Saved data entries:
+--

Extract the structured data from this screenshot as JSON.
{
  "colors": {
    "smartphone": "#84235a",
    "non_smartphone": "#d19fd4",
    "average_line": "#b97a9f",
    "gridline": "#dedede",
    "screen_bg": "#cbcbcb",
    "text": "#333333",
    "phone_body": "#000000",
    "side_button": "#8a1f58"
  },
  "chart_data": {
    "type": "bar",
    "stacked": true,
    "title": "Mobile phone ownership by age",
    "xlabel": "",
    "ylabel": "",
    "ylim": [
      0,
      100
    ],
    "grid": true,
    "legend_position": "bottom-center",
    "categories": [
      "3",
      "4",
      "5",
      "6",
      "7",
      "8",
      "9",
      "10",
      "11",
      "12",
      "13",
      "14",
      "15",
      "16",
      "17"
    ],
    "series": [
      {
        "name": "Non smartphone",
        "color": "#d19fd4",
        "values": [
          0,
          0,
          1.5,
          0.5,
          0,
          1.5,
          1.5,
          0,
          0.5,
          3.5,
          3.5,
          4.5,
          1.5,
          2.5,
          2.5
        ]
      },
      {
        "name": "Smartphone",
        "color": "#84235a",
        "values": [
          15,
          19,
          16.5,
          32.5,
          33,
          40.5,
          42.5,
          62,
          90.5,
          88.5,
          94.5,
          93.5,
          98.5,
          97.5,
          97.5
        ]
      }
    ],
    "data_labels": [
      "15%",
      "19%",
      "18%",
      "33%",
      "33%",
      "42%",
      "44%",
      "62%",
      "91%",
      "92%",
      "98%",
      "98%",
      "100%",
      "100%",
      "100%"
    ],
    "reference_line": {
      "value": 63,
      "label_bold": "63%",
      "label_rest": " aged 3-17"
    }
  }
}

+--

* _Given problem_: Would you restate each of the entries word for word?

* _Result_:
Extract the structured data from this screenshot as JSON.
{
  "colors": {
    "smartphone": "#84235a",
    "non_smartphone": "#d19fd4",
    "average_line": "#b97a9f",
    "gridline": "#dedede",
    "screen_bg": "#cbcbcb",
    "text": "#333333",
    "phone_body": "#000000",
    "side_button": "#8a1f58"
  },
  "chart_data": {
    "type": "bar",
    "stacked": true,
    "title": "Mobile phone ownership by age",
    "xlabel": "",
    "ylabel": "",
    "ylim": [
      0,
      100
    ],
    "grid": true,
    "legend_position": "bottom-center",
    "categories": [
      "3",
      "4",
      "5",
      "6",
      "7",
      "8",
      "9",
      "10",
      "11",
      "12",
      "13",
      "14",
      "15",
      "16",
      "17"
    ],
    "series": [
      {
        "name": "Non smartphone",
        "color": "#d19fd4",
        "values": [
          0,
          0,
          1.5,
          0.5,
          0,
          1.5,
          1.5,
          0,
          0.5,
          3.5,
          3.5,
          4.5,
          1.5,
          2.5,
          2.5
        ]
      },
      {
        "name": "Smartphone",
        "color": "#84235a",
        "values": [
          15,
          19,
          16.5,
          32.5,
          33,
          40.5,
          42.5,
          62,
          90.5,
          88.5,
          94.5,
          93.5,
          98.5,
          97.5,
          97.5
        ]
      }
    ],
    "data_labels": [
      "15%",
      "19%",
      "18%",
      "33%",
      "33%",
      "42%",
      "44%",
      "62%",
      "91%",
      "92%",
      "98%",
      "98%",
      "100%",
      "100%",
      "100%"
    ],
    "reference_line": {
      "value": 63,
      "label_bold": "63%",
      "label_rest": " aged 3-17"
    }
  }
}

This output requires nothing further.